**Short task**.
Wherever the word "name" turns up in a line of the entries, copy that line.

**Records provided**.
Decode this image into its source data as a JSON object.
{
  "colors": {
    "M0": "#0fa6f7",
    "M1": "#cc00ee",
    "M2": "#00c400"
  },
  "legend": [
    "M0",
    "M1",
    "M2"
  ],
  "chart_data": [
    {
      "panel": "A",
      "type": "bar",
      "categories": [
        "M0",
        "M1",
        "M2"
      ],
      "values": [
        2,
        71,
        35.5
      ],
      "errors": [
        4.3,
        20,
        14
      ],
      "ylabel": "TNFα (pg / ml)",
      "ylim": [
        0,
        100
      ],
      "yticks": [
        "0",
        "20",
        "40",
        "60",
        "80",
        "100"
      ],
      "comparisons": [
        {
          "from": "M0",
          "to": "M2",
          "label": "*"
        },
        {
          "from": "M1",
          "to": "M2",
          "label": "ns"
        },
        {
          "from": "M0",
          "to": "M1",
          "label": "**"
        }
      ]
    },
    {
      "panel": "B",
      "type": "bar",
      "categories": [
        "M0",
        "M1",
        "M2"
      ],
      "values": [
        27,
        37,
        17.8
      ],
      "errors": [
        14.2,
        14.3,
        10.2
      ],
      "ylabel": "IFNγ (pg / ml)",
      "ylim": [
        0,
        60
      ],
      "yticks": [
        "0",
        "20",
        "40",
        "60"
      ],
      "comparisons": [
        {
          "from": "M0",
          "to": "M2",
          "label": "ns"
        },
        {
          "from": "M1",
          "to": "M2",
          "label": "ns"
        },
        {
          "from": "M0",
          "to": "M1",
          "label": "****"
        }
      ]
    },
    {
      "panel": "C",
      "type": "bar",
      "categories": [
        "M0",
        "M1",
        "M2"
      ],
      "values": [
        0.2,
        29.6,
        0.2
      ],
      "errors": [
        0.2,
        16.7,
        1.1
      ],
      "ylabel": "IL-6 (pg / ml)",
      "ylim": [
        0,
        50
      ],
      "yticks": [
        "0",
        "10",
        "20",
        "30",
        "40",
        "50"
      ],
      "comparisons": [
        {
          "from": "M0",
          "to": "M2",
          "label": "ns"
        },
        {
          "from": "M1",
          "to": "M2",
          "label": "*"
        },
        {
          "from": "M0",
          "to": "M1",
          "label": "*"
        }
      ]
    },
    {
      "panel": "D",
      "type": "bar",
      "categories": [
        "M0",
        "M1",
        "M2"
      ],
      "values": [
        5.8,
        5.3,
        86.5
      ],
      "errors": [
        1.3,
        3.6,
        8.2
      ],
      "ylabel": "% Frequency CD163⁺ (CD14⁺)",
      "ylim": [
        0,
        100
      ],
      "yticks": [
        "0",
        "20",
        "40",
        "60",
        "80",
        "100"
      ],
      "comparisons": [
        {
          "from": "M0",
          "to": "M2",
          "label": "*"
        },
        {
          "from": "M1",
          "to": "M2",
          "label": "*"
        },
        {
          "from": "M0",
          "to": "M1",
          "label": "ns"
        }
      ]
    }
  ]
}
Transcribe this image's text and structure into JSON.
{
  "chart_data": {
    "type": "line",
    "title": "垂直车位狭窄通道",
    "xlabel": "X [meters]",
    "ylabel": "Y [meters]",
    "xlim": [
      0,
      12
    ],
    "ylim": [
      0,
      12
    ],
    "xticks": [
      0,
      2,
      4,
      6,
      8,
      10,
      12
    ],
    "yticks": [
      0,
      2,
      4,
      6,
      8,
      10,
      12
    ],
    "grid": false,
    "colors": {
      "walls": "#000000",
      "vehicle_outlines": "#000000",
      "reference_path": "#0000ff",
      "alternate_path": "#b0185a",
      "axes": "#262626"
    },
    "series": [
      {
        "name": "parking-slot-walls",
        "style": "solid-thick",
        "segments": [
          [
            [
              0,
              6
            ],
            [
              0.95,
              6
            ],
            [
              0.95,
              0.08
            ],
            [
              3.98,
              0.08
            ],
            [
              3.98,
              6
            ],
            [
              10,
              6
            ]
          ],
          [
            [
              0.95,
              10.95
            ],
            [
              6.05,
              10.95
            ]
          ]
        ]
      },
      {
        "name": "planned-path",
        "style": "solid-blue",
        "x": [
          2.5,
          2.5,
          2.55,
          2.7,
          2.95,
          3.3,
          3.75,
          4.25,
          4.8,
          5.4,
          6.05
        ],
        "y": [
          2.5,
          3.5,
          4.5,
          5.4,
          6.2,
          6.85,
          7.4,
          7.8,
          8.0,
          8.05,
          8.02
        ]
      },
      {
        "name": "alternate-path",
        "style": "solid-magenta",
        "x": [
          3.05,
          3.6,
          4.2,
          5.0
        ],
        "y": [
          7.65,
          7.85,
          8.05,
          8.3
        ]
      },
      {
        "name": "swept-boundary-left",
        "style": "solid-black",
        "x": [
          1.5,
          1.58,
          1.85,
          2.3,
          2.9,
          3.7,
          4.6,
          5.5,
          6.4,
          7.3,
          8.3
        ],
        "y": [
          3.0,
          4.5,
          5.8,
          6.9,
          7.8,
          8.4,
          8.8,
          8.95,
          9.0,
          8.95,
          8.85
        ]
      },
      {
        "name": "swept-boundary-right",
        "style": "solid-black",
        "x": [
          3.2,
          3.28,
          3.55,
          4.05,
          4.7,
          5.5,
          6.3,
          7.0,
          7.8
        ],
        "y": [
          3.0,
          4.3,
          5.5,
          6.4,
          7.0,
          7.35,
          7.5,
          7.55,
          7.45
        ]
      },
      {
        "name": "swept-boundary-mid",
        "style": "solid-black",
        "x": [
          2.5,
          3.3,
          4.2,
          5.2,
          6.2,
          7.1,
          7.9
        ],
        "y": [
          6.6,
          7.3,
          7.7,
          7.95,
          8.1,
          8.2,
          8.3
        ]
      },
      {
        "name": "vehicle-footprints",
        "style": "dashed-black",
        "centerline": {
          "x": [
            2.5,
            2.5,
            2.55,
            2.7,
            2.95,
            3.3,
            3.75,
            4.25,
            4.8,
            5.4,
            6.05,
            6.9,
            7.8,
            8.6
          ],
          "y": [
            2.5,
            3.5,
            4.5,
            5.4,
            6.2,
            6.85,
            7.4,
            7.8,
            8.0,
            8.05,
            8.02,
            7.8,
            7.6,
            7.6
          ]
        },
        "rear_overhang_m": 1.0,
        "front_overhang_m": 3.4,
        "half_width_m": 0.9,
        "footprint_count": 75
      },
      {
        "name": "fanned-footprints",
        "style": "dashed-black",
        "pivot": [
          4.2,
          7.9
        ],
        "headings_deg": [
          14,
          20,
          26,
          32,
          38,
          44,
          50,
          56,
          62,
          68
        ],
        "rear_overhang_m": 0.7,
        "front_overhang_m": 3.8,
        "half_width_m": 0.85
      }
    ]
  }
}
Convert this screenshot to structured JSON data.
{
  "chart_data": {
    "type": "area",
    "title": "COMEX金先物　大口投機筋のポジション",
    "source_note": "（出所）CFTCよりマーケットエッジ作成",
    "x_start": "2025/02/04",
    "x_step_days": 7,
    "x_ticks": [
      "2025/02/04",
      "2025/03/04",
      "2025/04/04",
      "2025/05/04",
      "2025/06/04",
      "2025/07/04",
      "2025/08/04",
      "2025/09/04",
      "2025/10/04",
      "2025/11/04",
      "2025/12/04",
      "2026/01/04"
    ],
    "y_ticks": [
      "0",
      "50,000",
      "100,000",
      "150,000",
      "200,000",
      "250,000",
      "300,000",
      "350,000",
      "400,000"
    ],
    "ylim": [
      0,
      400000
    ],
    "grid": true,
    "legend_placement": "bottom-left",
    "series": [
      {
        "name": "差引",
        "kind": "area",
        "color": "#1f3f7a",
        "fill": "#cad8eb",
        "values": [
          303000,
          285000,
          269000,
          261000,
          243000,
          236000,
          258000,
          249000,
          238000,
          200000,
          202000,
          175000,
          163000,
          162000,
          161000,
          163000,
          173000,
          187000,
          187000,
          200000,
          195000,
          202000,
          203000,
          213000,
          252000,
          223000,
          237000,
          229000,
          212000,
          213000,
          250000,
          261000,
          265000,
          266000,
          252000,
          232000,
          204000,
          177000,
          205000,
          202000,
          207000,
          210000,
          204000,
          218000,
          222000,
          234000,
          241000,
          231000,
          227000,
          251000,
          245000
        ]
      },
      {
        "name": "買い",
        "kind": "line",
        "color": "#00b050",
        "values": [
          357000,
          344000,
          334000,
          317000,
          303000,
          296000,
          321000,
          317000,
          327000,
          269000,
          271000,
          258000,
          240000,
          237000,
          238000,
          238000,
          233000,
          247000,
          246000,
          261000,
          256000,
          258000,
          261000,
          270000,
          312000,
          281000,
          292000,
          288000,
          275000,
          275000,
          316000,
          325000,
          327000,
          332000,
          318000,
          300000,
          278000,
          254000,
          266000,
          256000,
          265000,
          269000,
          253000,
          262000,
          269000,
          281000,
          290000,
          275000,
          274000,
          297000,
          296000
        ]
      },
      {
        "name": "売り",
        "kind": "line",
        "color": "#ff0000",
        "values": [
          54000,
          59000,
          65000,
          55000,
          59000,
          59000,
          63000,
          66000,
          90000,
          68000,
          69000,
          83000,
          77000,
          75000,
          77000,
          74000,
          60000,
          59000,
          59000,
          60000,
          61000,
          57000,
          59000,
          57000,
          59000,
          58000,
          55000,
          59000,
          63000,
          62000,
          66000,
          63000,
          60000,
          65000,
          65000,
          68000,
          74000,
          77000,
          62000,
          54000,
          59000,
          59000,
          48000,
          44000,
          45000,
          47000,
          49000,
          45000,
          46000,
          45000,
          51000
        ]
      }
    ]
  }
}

**Worked solution**.
        "name": "parking-slot-walls",
        "name": "planned-path",
        "name": "alternate-path",
        "name": "swept-boundary-left",
        "name": "swept-boundary-right",
        "name": "swept-boundary-mid",
        "name": "vehicle-footprints",
        "name": "fanned-footprints",
        "name": "差引",
        "name": "買い",
        "name": "売り",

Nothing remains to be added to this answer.